▶ _Excerpted text_
— BEGIN —

I think this is a bug that this cannot vectorize btw, the aggregator canVectorize method takes a ColumnInspector, but (in TimeseriesQueryEngine at least) this is the segment adapter, and not wrapped with the virtual columns, so it does not find column capabilities for v0 since it doesn't exist on the actual segment and so reports that it is not able to vectorize. The engine itself will confirm that v0 can vectorize, so the aggregator doesn't need to worry about that I think, but I think we might want a way to wrap the adapter with a new VirtualizedColumnInspector or something (think VirtualColumns.wrap but for a ColumnInspector instead of ColumnSelectorFactory) so that the column capabilities of the virtual columns are available to the aggregator to help make its decision on whether or not it can vectorize.

clintropolis · 2021-05-03T04:22:59Z

If #11157 goes in before this PR, this PR should be updated to add ARRAY_AGG to the non-vectorized built-in aggs test case. If #11182 is merged before this PR, the test case should be moved to the 'vectorized' built-in aggs test case. Likewise, those PRs should consider doing these things separately should this be merged first.

gianm · 2021-05-03T15:31:35Z

docs/querying/sql.md

+|`COUNT(DISTINCT expr)`|Counts distinct values of expr, which can be string, numeric, or hyperUnique. By default this is approximate, using a variant of [HyperLogLog](http://algo.inria.fr/flajolet/Publications/FlFuGaMe07.pdf). To get exact counts set "useApproximateCountDistinct" to "false". If you do this, expr must be string or numeric, since exact counts are not possible using hyperUnique columns. See also `APPROX_COUNT_DISTINCT(expr)`. In exact mode, only one distinct count per query is permitted unless `useGroupingSetForExactDistinct` is set to true in query contexts or broker configurations.|`0`|
+|`SUM(expr)`|Sums numbers.|`0` in 'default' mode, `null` in SQL compatible mode|
+|`MIN(expr)`|Takes the minimum of numbers.|`Long.MAX_VALUE` in 'default' mode, `null` in SQL compatible mode|
+|`MAX(expr)`|Takes the maximum of numbers.|`Long.MIN_VALUE` in 'default' mode, `null` in SQL compatible mode|


We should spell out what the value is. Druid users aren't necessarily going to be familiar with Java, so we shouldn't reference Java programming concepts.

— END —

▶ _What is being asked_
Return the part of the Druid review discussion from "We should spell" to "Java programming concepts.", copied word for word.

▶ _Provided material_
— BEGIN —

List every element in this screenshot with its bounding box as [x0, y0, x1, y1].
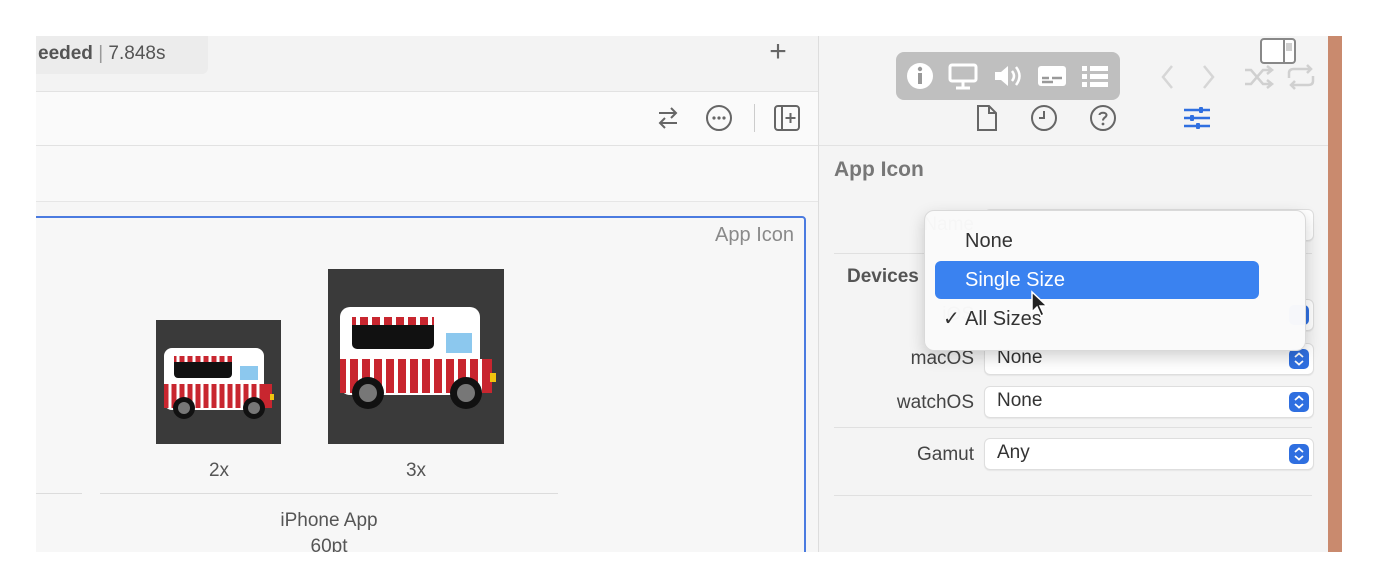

— END —

▶ _Solution to the problem_
We should spell out what the value is. Druid users aren't necessarily going to be familiar with Java, so we shouldn't reference Java programming concepts.